> _Exercise_
Transcribe the records that follow in their entirety, omitting any pictures.

> _Dataset records_
* START *

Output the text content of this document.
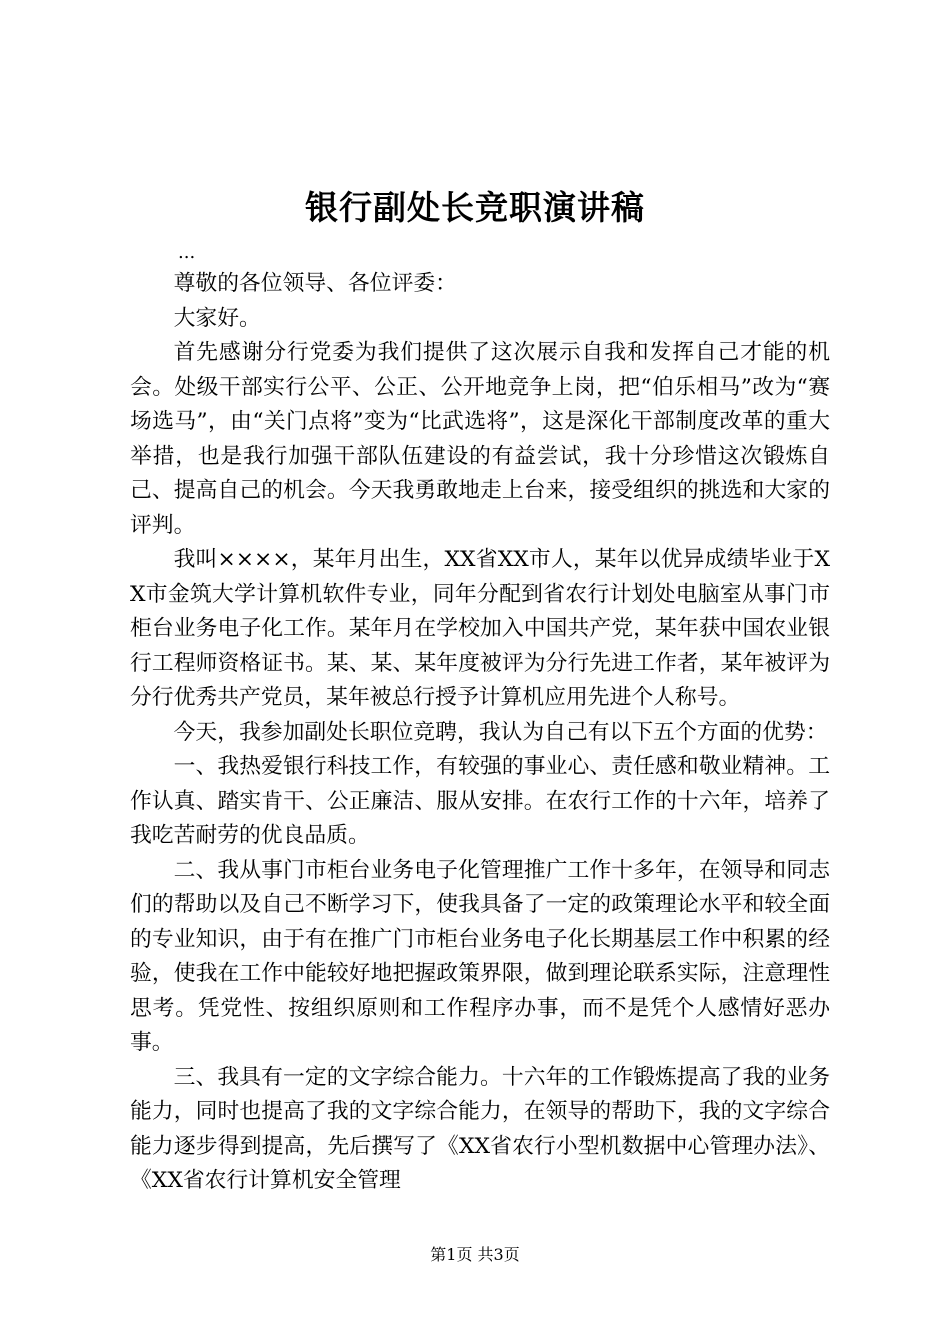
银行副处长竞职演讲稿

...

尊敬的各位领导、各位评委：

大家好。

首先感谢分行党委为我们提供了这次展示自我和发挥自己才能的机会。处级干部实行公平、公正、公开地竞争上岗，把“伯乐相马”改为“赛场选马”，由“关门点将”变为“比武选将”，这是深化干部制度改革的重大举措，也是我行加强干部队伍建设的有益尝试，我十分珍惜这次锻炼自己、提高自己的机会。今天我勇敢地走上台来，接受组织的挑选和大家的评判。

我叫××××，某年月出生，XX省XX市人，某年以优异成绩毕业于XX市金筑大学计算机软件专业，同年分配到省农行计划处电脑室从事门市柜台业务电子化工作。某年月在学校加入中国共产党，某年获中国农业银行工程师资格证书。某、某、某年度被评为分行先进工作者，某年被评为分行优秀共产党员，某年被总行授予计算机应用先进个人称号。

今天，我参加副处长职位竞聘，我认为自己有以下五个方面的优势：

一、我热爱银行科技工作，有较强的事业心、责任感和敬业精神。工作认真、踏实肯干、公正廉洁、服从安排。在农行工作的十六年，培养了我吃苦耐劳的优良品质。

二、我从事门市柜台业务电子化管理推广工作十多年，在领导和同志们的帮助以及自己不断学习下，使我具备了一定的政策理论水平和较全面的专业知识，由于有在推广门市柜台业务电子化长期基层工作中积累的经验，使我在工作中能较好地把握政策界限，做到理论联系实际，注意理性思考。凭党性、按组织原则和工作程序办事，而不是凭个人感情好恶办事。

三、我具有一定的文字综合能力。十六年的工作锻炼提高了我的业务能力，同时也提高了我的文字综合能力，在领导的帮助下，我的文字综合能力逐步得到提高，先后撰写了《XX省农行小型机数据中心管理办法》、《XX省农行计算机安全管理

第1页 共3页
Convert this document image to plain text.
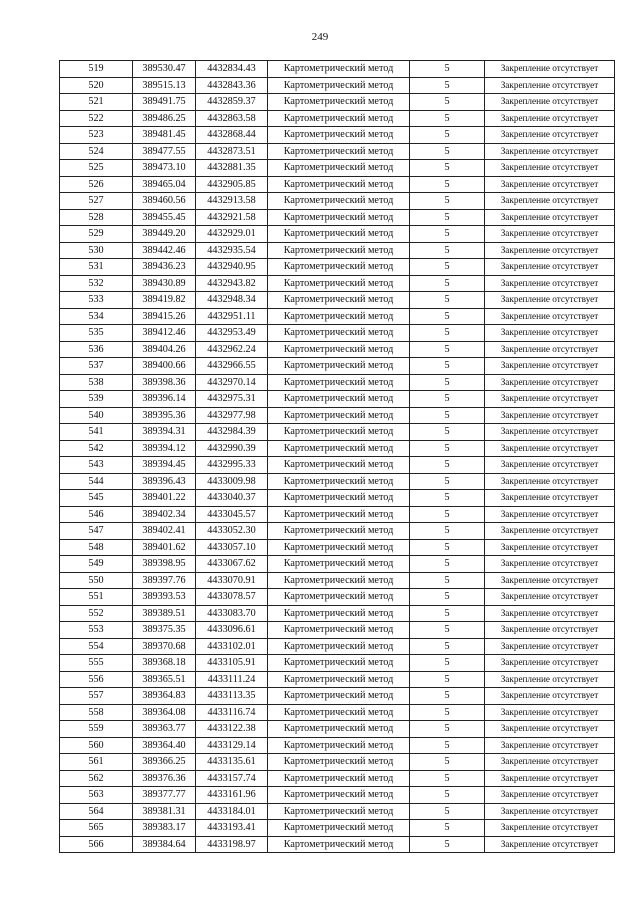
249
519	389530.47	4432834.43	Картометрический метод	5	Закрепление отсутствует
520	389515.13	4432843.36	Картометрический метод	5	Закрепление отсутствует
521	389491.75	4432859.37	Картометрический метод	5	Закрепление отсутствует
522	389486.25	4432863.58	Картометрический метод	5	Закрепление отсутствует
523	389481.45	4432868.44	Картометрический метод	5	Закрепление отсутствует
524	389477.55	4432873.51	Картометрический метод	5	Закрепление отсутствует
525	389473.10	4432881.35	Картометрический метод	5	Закрепление отсутствует
526	389465.04	4432905.85	Картометрический метод	5	Закрепление отсутствует
527	389460.56	4432913.58	Картометрический метод	5	Закрепление отсутствует
528	389455.45	4432921.58	Картометрический метод	5	Закрепление отсутствует
529	389449.20	4432929.01	Картометрический метод	5	Закрепление отсутствует
530	389442.46	4432935.54	Картометрический метод	5	Закрепление отсутствует
531	389436.23	4432940.95	Картометрический метод	5	Закрепление отсутствует
532	389430.89	4432943.82	Картометрический метод	5	Закрепление отсутствует
533	389419.82	4432948.34	Картометрический метод	5	Закрепление отсутствует
534	389415.26	4432951.11	Картометрический метод	5	Закрепление отсутствует
535	389412.46	4432953.49	Картометрический метод	5	Закрепление отсутствует
536	389404.26	4432962.24	Картометрический метод	5	Закрепление отсутствует
537	389400.66	4432966.55	Картометрический метод	5	Закрепление отсутствует
538	389398.36	4432970.14	Картометрический метод	5	Закрепление отсутствует
539	389396.14	4432975.31	Картометрический метод	5	Закрепление отсутствует
540	389395.36	4432977.98	Картометрический метод	5	Закрепление отсутствует
541	389394.31	4432984.39	Картометрический метод	5	Закрепление отсутствует
542	389394.12	4432990.39	Картометрический метод	5	Закрепление отсутствует
543	389394.45	4432995.33	Картометрический метод	5	Закрепление отсутствует
544	389396.43	4433009.98	Картометрический метод	5	Закрепление отсутствует
545	389401.22	4433040.37	Картометрический метод	5	Закрепление отсутствует
546	389402.34	4433045.57	Картометрический метод	5	Закрепление отсутствует
547	389402.41	4433052.30	Картометрический метод	5	Закрепление отсутствует
548	389401.62	4433057.10	Картометрический метод	5	Закрепление отсутствует
549	389398.95	4433067.62	Картометрический метод	5	Закрепление отсутствует
550	389397.76	4433070.91	Картометрический метод	5	Закрепление отсутствует
551	389393.53	4433078.57	Картометрический метод	5	Закрепление отсутствует
552	389389.51	4433083.70	Картометрический метод	5	Закрепление отсутствует
553	389375.35	4433096.61	Картометрический метод	5	Закрепление отсутствует
554	389370.68	4433102.01	Картометрический метод	5	Закрепление отсутствует
555	389368.18	4433105.91	Картометрический метод	5	Закрепление отсутствует
556	389365.51	4433111.24	Картометрический метод	5	Закрепление отсутствует
557	389364.83	4433113.35	Картометрический метод	5	Закрепление отсутствует
558	389364.08	4433116.74	Картометрический метод	5	Закрепление отсутствует
559	389363.77	4433122.38	Картометрический метод	5	Закрепление отсутствует
560	389364.40	4433129.14	Картометрический метод	5	Закрепление отсутствует
561	389366.25	4433135.61	Картометрический метод	5	Закрепление отсутствует
562	389376.36	4433157.74	Картометрический метод	5	Закрепление отсутствует
563	389377.77	4433161.96	Картометрический метод	5	Закрепление отсутствует
564	389381.31	4433184.01	Картометрический метод	5	Закрепление отсутствует
565	389383.17	4433193.41	Картометрический метод	5	Закрепление отсутствует
566	389384.64	4433198.97	Картометрический метод	5	Закрепление отсутствует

* END *

> _Solution for this task_
Output the text content of this document.
银行副处长竞职演讲稿

...

尊敬的各位领导、各位评委：

大家好。

首先感谢分行党委为我们提供了这次展示自我和发挥自己才能的机会。处级干部实行公平、公正、公开地竞争上岗，把“伯乐相马”改为“赛场选马”，由“关门点将”变为“比武选将”，这是深化干部制度改革的重大举措，也是我行加强干部队伍建设的有益尝试，我十分珍惜这次锻炼自己、提高自己的机会。今天我勇敢地走上台来，接受组织的挑选和大家的评判。

我叫××××，某年月出生，XX省XX市人，某年以优异成绩毕业于XX市金筑大学计算机软件专业，同年分配到省农行计划处电脑室从事门市柜台业务电子化工作。某年月在学校加入中国共产党，某年获中国农业银行工程师资格证书。某、某、某年度被评为分行先进工作者，某年被评为分行优秀共产党员，某年被总行授予计算机应用先进个人称号。

今天，我参加副处长职位竞聘，我认为自己有以下五个方面的优势：

一、我热爱银行科技工作，有较强的事业心、责任感和敬业精神。工作认真、踏实肯干、公正廉洁、服从安排。在农行工作的十六年，培养了我吃苦耐劳的优良品质。

二、我从事门市柜台业务电子化管理推广工作十多年，在领导和同志们的帮助以及自己不断学习下，使我具备了一定的政策理论水平和较全面的专业知识，由于有在推广门市柜台业务电子化长期基层工作中积累的经验，使我在工作中能较好地把握政策界限，做到理论联系实际，注意理性思考。凭党性、按组织原则和工作程序办事，而不是凭个人感情好恶办事。

三、我具有一定的文字综合能力。十六年的工作锻炼提高了我的业务能力，同时也提高了我的文字综合能力，在领导的帮助下，我的文字综合能力逐步得到提高，先后撰写了《XX省农行小型机数据中心管理办法》、《XX省农行计算机安全管理

第1页 共3页
Convert this document image to plain text.
249
519	389530.47	4432834.43	Картометрический метод	5	Закрепление отсутствует
520	389515.13	4432843.36	Картометрический метод	5	Закрепление отсутствует
521	389491.75	4432859.37	Картометрический метод	5	Закрепление отсутствует
522	389486.25	4432863.58	Картометрический метод	5	Закрепление отсутствует
523	389481.45	4432868.44	Картометрический метод	5	Закрепление отсутствует
524	389477.55	4432873.51	Картометрический метод	5	Закрепление отсутствует
525	389473.10	4432881.35	Картометрический метод	5	Закрепление отсутствует
526	389465.04	4432905.85	Картометрический метод	5	Закрепление отсутствует
527	389460.56	4432913.58	Картометрический метод	5	Закрепление отсутствует
528	389455.45	4432921.58	Картометрический метод	5	Закрепление отсутствует
529	389449.20	4432929.01	Картометрический метод	5	Закрепление отсутствует
530	389442.46	4432935.54	Картометрический метод	5	Закрепление отсутствует
531	389436.23	4432940.95	Картометрический метод	5	Закрепление отсутствует
532	389430.89	4432943.82	Картометрический метод	5	Закрепление отсутствует
533	389419.82	4432948.34	Картометрический метод	5	Закрепление отсутствует
534	389415.26	4432951.11	Картометрический метод	5	Закрепление отсутствует
535	389412.46	4432953.49	Картометрический метод	5	Закрепление отсутствует
536	389404.26	4432962.24	Картометрический метод	5	Закрепление отсутствует
537	389400.66	4432966.55	Картометрический метод	5	Закрепление отсутствует
538	389398.36	4432970.14	Картометрический метод	5	Закрепление отсутствует
539	389396.14	4432975.31	Картометрический метод	5	Закрепление отсутствует
540	389395.36	4432977.98	Картометрический метод	5	Закрепление отсутствует
541	389394.31	4432984.39	Картометрический метод	5	Закрепление отсутствует
542	389394.12	4432990.39	Картометрический метод	5	Закрепление отсутствует
543	389394.45	4432995.33	Картометрический метод	5	Закрепление отсутствует
544	389396.43	4433009.98	Картометрический метод	5	Закрепление отсутствует
545	389401.22	4433040.37	Картометрический метод	5	Закрепление отсутствует
546	389402.34	4433045.57	Картометрический метод	5	Закрепление отсутствует
547	389402.41	4433052.30	Картометрический метод	5	Закрепление отсутствует
548	389401.62	4433057.10	Картометрический метод	5	Закрепление отсутствует
549	389398.95	4433067.62	Картометрический метод	5	Закрепление отсутствует
550	389397.76	4433070.91	Картометрический метод	5	Закрепление отсутствует
551	389393.53	4433078.57	Картометрический метод	5	Закрепление отсутствует
552	389389.51	4433083.70	Картометрический метод	5	Закрепление отсутствует
553	389375.35	4433096.61	Картометрический метод	5	Закрепление отсутствует
554	389370.68	4433102.01	Картометрический метод	5	Закрепление отсутствует
555	389368.18	4433105.91	Картометрический метод	5	Закрепление отсутствует
556	389365.51	4433111.24	Картометрический метод	5	Закрепление отсутствует
557	389364.83	4433113.35	Картометрический метод	5	Закрепление отсутствует
558	389364.08	4433116.74	Картометрический метод	5	Закрепление отсутствует
559	389363.77	4433122.38	Картометрический метод	5	Закрепление отсутствует
560	389364.40	4433129.14	Картометрический метод	5	Закрепление отсутствует
561	389366.25	4433135.61	Картометрический метод	5	Закрепление отсутствует
562	389376.36	4433157.74	Картометрический метод	5	Закрепление отсутствует
563	389377.77	4433161.96	Картометрический метод	5	Закрепление отсутствует
564	389381.31	4433184.01	Картометрический метод	5	Закрепление отсутствует
565	389383.17	4433193.41	Картометрический метод	5	Закрепление отсутствует
566	389384.64	4433198.97	Картометрический метод	5	Закрепление отсутствует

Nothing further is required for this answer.